┌──
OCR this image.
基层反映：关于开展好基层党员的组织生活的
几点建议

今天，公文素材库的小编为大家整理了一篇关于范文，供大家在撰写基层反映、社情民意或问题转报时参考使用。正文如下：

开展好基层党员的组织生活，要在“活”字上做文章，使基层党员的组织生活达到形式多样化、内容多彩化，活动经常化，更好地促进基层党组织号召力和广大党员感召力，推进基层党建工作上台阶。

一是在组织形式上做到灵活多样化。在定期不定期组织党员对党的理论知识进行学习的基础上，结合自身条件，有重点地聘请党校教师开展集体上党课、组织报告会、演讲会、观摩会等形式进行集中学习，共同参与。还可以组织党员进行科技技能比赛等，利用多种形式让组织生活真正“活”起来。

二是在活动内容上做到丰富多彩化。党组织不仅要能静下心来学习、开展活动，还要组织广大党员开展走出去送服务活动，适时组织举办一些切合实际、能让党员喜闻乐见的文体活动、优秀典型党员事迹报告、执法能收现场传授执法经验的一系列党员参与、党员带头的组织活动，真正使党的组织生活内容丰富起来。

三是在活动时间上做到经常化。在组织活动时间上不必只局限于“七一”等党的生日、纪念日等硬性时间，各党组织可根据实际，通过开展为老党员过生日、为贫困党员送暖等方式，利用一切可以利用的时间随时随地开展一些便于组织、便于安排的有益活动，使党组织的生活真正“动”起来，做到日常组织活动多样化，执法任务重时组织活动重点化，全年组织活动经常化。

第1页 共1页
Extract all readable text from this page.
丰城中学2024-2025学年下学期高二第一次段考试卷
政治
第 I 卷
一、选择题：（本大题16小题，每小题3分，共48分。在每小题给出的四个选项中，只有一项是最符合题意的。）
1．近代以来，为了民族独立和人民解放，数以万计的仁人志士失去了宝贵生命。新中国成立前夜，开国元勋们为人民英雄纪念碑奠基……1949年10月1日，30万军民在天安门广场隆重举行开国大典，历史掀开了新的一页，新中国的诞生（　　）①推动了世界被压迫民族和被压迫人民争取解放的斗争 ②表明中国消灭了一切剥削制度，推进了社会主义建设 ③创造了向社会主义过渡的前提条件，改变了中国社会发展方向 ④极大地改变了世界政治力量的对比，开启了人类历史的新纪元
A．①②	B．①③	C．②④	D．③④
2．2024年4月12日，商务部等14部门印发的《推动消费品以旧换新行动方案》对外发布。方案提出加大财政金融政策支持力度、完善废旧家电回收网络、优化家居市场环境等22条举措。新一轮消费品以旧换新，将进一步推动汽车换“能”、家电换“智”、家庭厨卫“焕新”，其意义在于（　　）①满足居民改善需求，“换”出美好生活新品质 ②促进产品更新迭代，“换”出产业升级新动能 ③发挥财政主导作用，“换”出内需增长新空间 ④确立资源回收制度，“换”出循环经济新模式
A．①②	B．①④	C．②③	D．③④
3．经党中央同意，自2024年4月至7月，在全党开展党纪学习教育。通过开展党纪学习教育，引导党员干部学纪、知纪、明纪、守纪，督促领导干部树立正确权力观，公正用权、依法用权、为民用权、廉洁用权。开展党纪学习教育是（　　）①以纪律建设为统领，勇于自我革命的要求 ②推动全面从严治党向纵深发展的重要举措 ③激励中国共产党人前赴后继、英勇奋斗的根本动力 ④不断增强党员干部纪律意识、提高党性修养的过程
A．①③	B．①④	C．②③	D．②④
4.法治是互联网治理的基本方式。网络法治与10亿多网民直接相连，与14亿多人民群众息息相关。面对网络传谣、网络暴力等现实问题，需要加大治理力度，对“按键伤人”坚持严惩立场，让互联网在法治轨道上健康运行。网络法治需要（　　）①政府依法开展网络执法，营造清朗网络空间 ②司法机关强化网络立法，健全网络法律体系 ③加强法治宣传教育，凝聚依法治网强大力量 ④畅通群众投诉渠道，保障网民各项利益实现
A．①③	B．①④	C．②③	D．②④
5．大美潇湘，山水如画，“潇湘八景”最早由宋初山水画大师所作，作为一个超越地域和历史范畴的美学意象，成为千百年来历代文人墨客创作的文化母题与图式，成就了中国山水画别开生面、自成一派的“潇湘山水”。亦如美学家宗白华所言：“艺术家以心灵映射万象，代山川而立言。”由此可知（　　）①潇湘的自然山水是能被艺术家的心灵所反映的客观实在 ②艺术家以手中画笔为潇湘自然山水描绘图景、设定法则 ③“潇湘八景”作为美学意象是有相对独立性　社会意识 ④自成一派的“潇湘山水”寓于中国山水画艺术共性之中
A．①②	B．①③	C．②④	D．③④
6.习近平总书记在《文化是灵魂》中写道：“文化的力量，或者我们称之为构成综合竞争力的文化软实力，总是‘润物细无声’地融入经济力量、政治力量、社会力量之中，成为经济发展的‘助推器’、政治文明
└──
» Aim: Return all of the entries exactly as written.

» Exercise answer:
OCR this image.
基层反映：关于开展好基层党员的组织生活的
几点建议

今天，公文素材库的小编为大家整理了一篇关于范文，供大家在撰写基层反映、社情民意或问题转报时参考使用。正文如下：

开展好基层党员的组织生活，要在“活”字上做文章，使基层党员的组织生活达到形式多样化、内容多彩化，活动经常化，更好地促进基层党组织号召力和广大党员感召力，推进基层党建工作上台阶。

一是在组织形式上做到灵活多样化。在定期不定期组织党员对党的理论知识进行学习的基础上，结合自身条件，有重点地聘请党校教师开展集体上党课、组织报告会、演讲会、观摩会等形式进行集中学习，共同参与。还可以组织党员进行科技技能比赛等，利用多种形式让组织生活真正“活”起来。

二是在活动内容上做到丰富多彩化。党组织不仅要能静下心来学习、开展活动，还要组织广大党员开展走出去送服务活动，适时组织举办一些切合实际、能让党员喜闻乐见的文体活动、优秀典型党员事迹报告、执法能收现场传授执法经验的一系列党员参与、党员带头的组织活动，真正使党的组织生活内容丰富起来。

三是在活动时间上做到经常化。在组织活动时间上不必只局限于“七一”等党的生日、纪念日等硬性时间，各党组织可根据实际，通过开展为老党员过生日、为贫困党员送暖等方式，利用一切可以利用的时间随时随地开展一些便于组织、便于安排的有益活动，使党组织的生活真正“动”起来，做到日常组织活动多样化，执法任务重时组织活动重点化，全年组织活动经常化。

第1页 共1页
Extract all readable text from this page.
丰城中学2024-2025学年下学期高二第一次段考试卷
政治
第 I 卷
一、选择题：（本大题16小题，每小题3分，共48分。在每小题给出的四个选项中，只有一项是最符合题意的。）
1．近代以来，为了民族独立和人民解放，数以万计的仁人志士失去了宝贵生命。新中国成立前夜，开国元勋们为人民英雄纪念碑奠基……1949年10月1日，30万军民在天安门广场隆重举行开国大典，历史掀开了新的一页，新中国的诞生（　　）①推动了世界被压迫民族和被压迫人民争取解放的斗争 ②表明中国消灭了一切剥削制度，推进了社会主义建设 ③创造了向社会主义过渡的前提条件，改变了中国社会发展方向 ④极大地改变了世界政治力量的对比，开启了人类历史的新纪元
A．①②	B．①③	C．②④	D．③④
2．2024年4月12日，商务部等14部门印发的《推动消费品以旧换新行动方案》对外发布。方案提出加大财政金融政策支持力度、完善废旧家电回收网络、优化家居市场环境等22条举措。新一轮消费品以旧换新，将进一步推动汽车换“能”、家电换“智”、家庭厨卫“焕新”，其意义在于（　　）①满足居民改善需求，“换”出美好生活新品质 ②促进产品更新迭代，“换”出产业升级新动能 ③发挥财政主导作用，“换”出内需增长新空间 ④确立资源回收制度，“换”出循环经济新模式
A．①②	B．①④	C．②③	D．③④
3．经党中央同意，自2024年4月至7月，在全党开展党纪学习教育。通过开展党纪学习教育，引导党员干部学纪、知纪、明纪、守纪，督促领导干部树立正确权力观，公正用权、依法用权、为民用权、廉洁用权。开展党纪学习教育是（　　）①以纪律建设为统领，勇于自我革命的要求 ②推动全面从严治党向纵深发展的重要举措 ③激励中国共产党人前赴后继、英勇奋斗的根本动力 ④不断增强党员干部纪律意识、提高党性修养的过程
A．①③	B．①④	C．②③	D．②④
4.法治是互联网治理的基本方式。网络法治与10亿多网民直接相连，与14亿多人民群众息息相关。面对网络传谣、网络暴力等现实问题，需要加大治理力度，对“按键伤人”坚持严惩立场，让互联网在法治轨道上健康运行。网络法治需要（　　）①政府依法开展网络执法，营造清朗网络空间 ②司法机关强化网络立法，健全网络法律体系 ③加强法治宣传教育，凝聚依法治网强大力量 ④畅通群众投诉渠道，保障网民各项利益实现
A．①③	B．①④	C．②③	D．②④
5．大美潇湘，山水如画，“潇湘八景”最早由宋初山水画大师所作，作为一个超越地域和历史范畴的美学意象，成为千百年来历代文人墨客创作的文化母题与图式，成就了中国山水画别开生面、自成一派的“潇湘山水”。亦如美学家宗白华所言：“艺术家以心灵映射万象，代山川而立言。”由此可知（　　）①潇湘的自然山水是能被艺术家的心灵所反映的客观实在 ②艺术家以手中画笔为潇湘自然山水描绘图景、设定法则 ③“潇湘八景”作为美学意象是有相对独立性　社会意识 ④自成一派的“潇湘山水”寓于中国山水画艺术共性之中
A．①②	B．①③	C．②④	D．③④
6.习近平总书记在《文化是灵魂》中写道：“文化的力量，或者我们称之为构成综合竞争力的文化软实力，总是‘润物细无声’地融入经济力量、政治力量、社会力量之中，成为经济发展的‘助推器’、政治文明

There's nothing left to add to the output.